Data rows
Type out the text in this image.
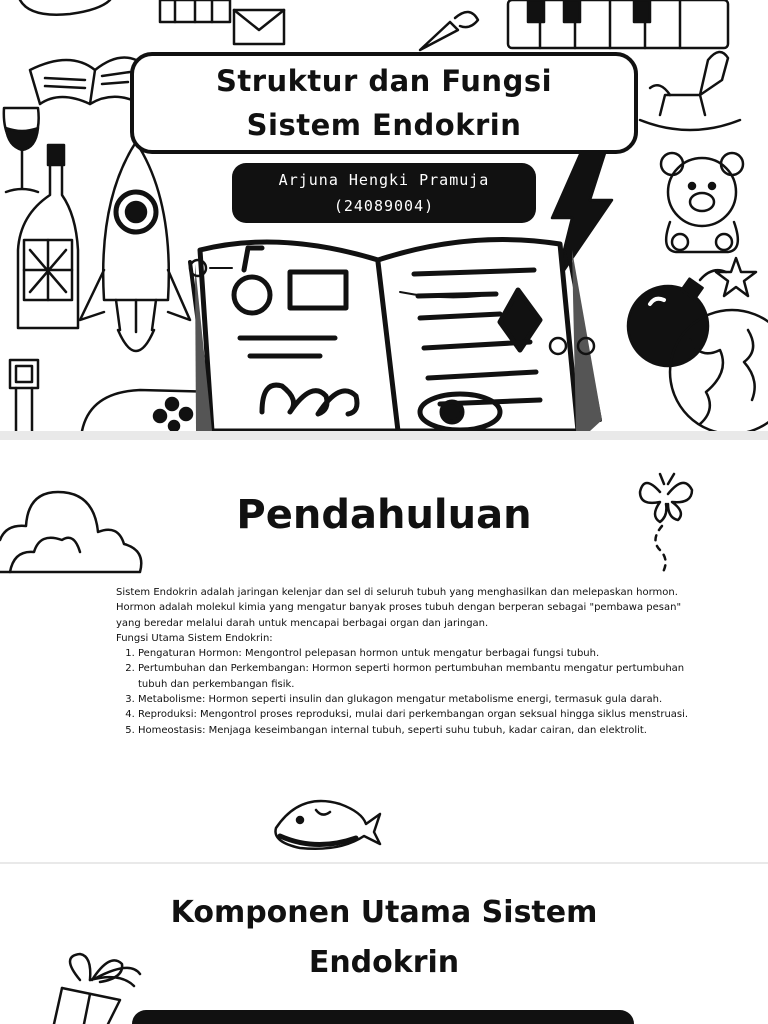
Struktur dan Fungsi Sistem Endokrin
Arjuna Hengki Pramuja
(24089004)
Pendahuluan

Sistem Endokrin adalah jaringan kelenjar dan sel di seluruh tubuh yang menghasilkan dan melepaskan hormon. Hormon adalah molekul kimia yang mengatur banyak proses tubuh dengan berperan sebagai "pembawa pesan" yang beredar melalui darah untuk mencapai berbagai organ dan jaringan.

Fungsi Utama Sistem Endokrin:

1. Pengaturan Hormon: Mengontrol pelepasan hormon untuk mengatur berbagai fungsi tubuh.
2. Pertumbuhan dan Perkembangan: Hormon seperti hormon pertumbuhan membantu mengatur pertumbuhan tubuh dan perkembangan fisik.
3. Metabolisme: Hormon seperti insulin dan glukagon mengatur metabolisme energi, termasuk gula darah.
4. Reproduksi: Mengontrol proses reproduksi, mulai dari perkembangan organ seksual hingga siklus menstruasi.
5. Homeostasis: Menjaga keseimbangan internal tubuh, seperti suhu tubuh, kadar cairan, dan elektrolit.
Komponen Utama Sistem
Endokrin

...

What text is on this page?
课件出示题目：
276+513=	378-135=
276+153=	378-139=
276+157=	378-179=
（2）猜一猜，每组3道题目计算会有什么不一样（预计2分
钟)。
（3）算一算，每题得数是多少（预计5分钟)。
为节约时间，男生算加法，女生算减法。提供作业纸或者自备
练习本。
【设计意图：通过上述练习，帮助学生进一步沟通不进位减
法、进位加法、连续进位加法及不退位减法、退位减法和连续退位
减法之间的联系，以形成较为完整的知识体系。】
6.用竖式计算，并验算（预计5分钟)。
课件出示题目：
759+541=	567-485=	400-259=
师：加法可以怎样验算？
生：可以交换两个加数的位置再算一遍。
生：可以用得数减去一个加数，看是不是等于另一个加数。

...

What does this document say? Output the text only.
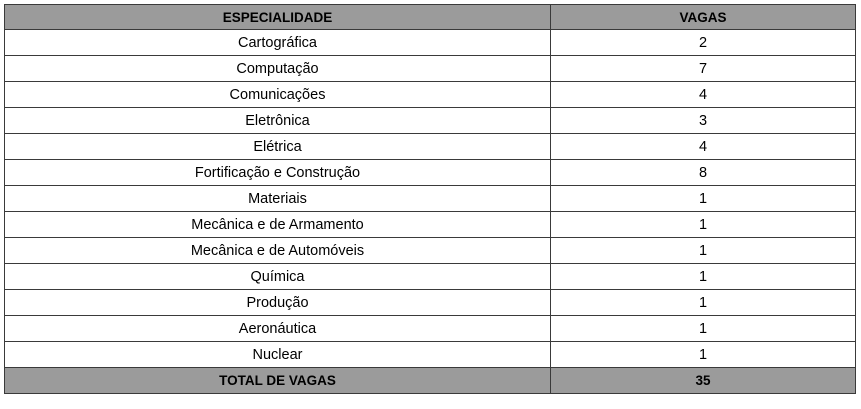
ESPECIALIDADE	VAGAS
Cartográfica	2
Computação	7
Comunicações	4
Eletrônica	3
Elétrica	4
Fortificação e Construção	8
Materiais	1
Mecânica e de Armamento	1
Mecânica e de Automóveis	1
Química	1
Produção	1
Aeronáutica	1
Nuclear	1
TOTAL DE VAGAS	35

Short task
Report how many lines in these entries contain "Mengontrol". Answer with the number only.

Solution to this problem
2